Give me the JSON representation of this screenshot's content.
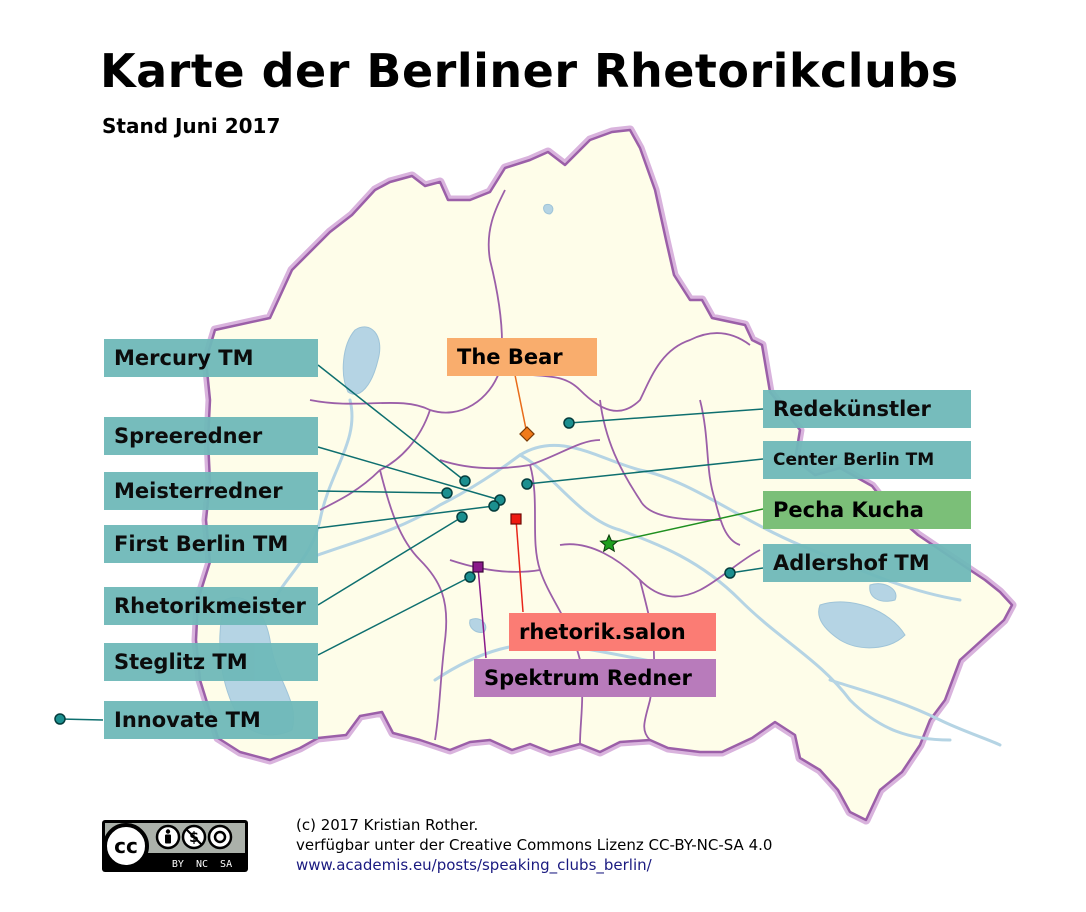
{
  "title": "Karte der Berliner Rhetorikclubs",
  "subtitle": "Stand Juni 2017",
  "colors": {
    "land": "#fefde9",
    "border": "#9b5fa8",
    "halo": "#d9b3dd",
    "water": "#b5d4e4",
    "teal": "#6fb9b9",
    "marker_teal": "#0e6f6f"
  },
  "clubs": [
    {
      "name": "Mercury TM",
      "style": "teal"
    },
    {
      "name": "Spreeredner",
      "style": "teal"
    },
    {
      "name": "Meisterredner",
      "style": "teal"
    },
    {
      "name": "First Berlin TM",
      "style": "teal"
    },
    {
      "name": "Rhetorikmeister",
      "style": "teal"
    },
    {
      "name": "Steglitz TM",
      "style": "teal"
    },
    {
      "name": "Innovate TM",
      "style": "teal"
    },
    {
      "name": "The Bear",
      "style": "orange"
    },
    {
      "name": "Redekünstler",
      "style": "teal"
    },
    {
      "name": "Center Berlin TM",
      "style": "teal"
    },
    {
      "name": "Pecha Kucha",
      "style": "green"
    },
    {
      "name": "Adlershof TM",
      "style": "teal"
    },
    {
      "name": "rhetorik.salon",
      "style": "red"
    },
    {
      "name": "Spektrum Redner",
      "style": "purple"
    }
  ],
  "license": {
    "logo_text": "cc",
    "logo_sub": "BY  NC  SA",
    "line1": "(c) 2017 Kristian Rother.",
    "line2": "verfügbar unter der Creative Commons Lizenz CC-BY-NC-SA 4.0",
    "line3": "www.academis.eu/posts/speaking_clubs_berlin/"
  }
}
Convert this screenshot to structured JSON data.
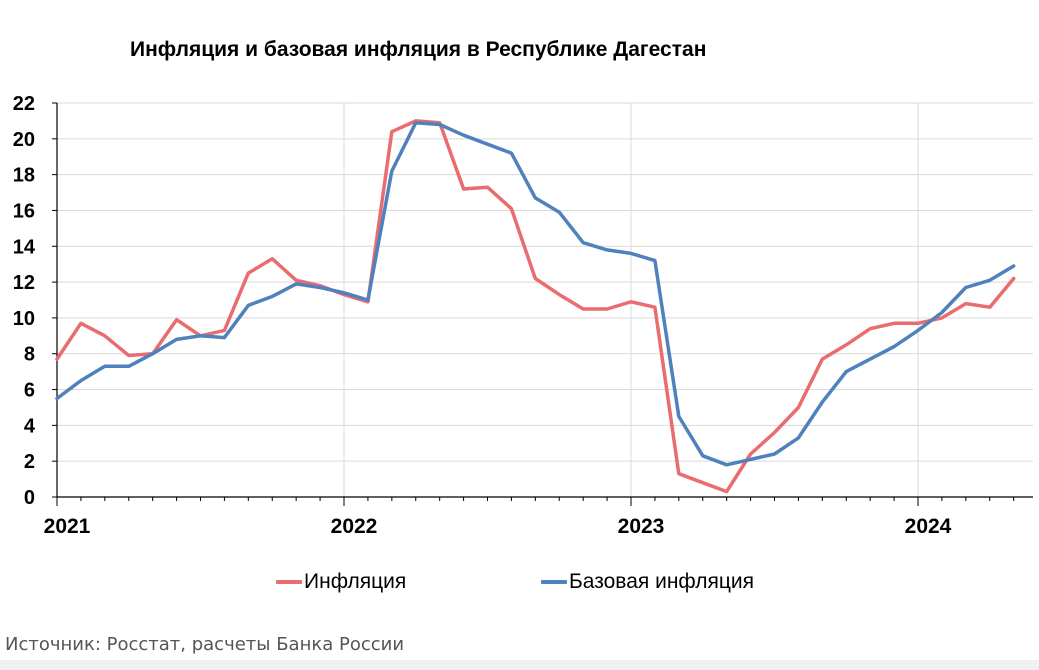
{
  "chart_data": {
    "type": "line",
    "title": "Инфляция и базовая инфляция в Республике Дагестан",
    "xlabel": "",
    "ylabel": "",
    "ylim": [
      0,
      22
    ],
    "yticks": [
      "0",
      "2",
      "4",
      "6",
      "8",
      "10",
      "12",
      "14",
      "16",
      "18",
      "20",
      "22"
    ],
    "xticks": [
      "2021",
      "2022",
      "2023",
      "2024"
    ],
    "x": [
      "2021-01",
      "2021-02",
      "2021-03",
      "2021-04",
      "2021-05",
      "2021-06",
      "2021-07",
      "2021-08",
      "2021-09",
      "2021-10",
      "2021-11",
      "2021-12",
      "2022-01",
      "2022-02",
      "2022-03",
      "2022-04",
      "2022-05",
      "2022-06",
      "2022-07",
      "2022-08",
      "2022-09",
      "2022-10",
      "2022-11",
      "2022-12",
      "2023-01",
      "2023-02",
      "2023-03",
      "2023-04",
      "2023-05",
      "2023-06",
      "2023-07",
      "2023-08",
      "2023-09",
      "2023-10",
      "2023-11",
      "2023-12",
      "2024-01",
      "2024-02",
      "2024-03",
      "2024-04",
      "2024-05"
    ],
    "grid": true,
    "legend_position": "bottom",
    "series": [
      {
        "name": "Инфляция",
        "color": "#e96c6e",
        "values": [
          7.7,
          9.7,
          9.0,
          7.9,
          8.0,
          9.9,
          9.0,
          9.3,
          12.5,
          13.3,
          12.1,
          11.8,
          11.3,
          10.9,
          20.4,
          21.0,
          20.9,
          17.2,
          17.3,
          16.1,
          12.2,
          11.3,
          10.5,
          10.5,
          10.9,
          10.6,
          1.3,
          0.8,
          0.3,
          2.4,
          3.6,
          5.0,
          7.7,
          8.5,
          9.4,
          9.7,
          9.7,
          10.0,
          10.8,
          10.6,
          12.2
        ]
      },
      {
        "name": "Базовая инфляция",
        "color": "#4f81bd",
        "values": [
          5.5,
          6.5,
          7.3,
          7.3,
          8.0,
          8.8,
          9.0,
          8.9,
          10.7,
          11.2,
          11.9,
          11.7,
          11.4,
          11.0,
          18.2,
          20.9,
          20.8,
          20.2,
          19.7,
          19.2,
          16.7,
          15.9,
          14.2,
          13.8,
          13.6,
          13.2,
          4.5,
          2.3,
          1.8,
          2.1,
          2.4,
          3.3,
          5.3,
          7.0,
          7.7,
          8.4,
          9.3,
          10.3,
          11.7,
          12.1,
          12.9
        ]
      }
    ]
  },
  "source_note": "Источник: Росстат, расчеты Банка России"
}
---
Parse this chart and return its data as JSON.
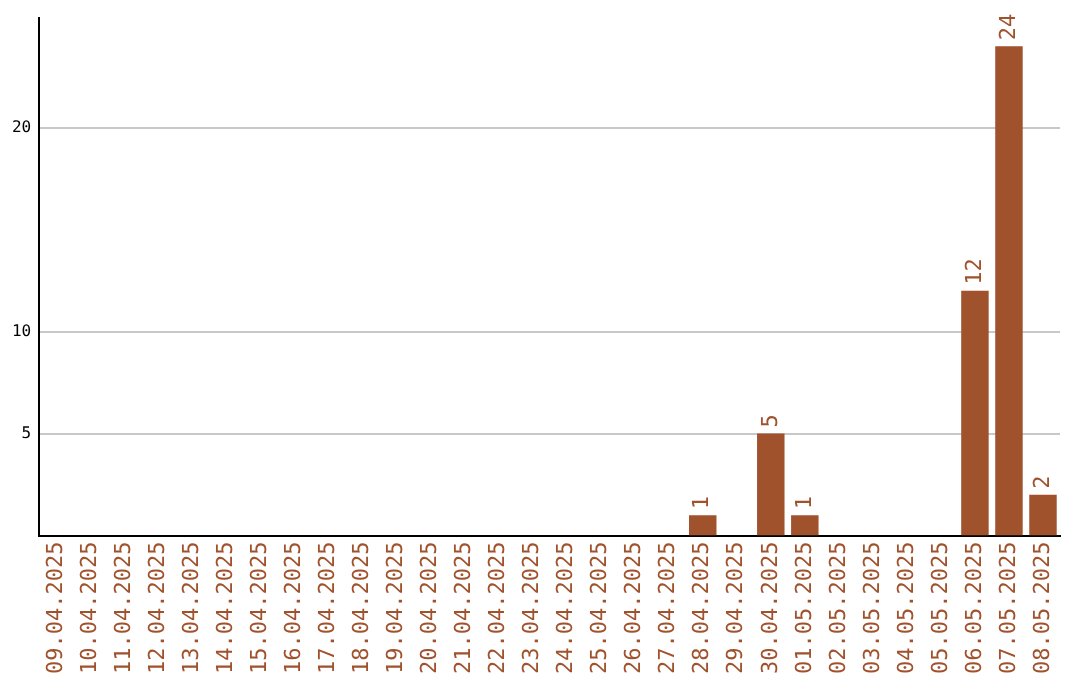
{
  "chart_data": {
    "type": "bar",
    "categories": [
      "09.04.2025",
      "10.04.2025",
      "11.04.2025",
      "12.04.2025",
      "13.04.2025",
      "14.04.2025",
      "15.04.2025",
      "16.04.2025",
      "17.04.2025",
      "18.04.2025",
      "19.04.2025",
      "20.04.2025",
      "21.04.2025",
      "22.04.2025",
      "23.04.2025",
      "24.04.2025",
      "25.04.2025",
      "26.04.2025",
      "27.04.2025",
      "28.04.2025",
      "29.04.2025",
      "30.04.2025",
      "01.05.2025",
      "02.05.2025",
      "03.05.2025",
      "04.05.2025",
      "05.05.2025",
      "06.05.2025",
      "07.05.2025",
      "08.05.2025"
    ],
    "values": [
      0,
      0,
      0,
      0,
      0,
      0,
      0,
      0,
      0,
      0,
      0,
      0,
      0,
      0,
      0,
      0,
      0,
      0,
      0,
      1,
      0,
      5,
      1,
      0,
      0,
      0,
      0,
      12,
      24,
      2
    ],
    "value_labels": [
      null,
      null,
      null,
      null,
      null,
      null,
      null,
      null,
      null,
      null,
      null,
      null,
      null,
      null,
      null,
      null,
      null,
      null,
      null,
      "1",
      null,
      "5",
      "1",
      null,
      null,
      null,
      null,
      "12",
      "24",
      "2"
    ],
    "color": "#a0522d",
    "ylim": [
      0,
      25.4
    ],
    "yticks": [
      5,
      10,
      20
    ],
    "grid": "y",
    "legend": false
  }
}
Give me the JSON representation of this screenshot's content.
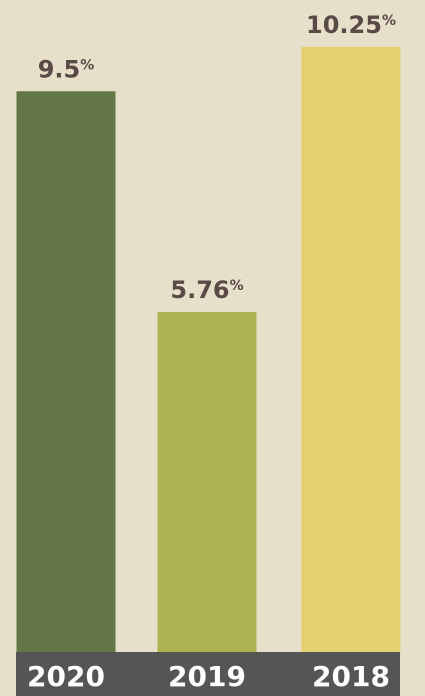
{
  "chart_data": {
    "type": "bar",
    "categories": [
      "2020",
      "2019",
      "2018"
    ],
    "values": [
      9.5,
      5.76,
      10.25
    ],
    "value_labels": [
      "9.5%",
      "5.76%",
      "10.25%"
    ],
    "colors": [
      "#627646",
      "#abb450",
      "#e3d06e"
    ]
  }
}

◆ Challenge
From the listing, copy each line containing the word "JSON".

◆ Response to this exercise
Give me the JSON representation of this screenshot's content.
Convert this screenshot to structured JSON data.
Parse this chart and return its data as JSON.
Give me the JSON representation of this screenshot's content.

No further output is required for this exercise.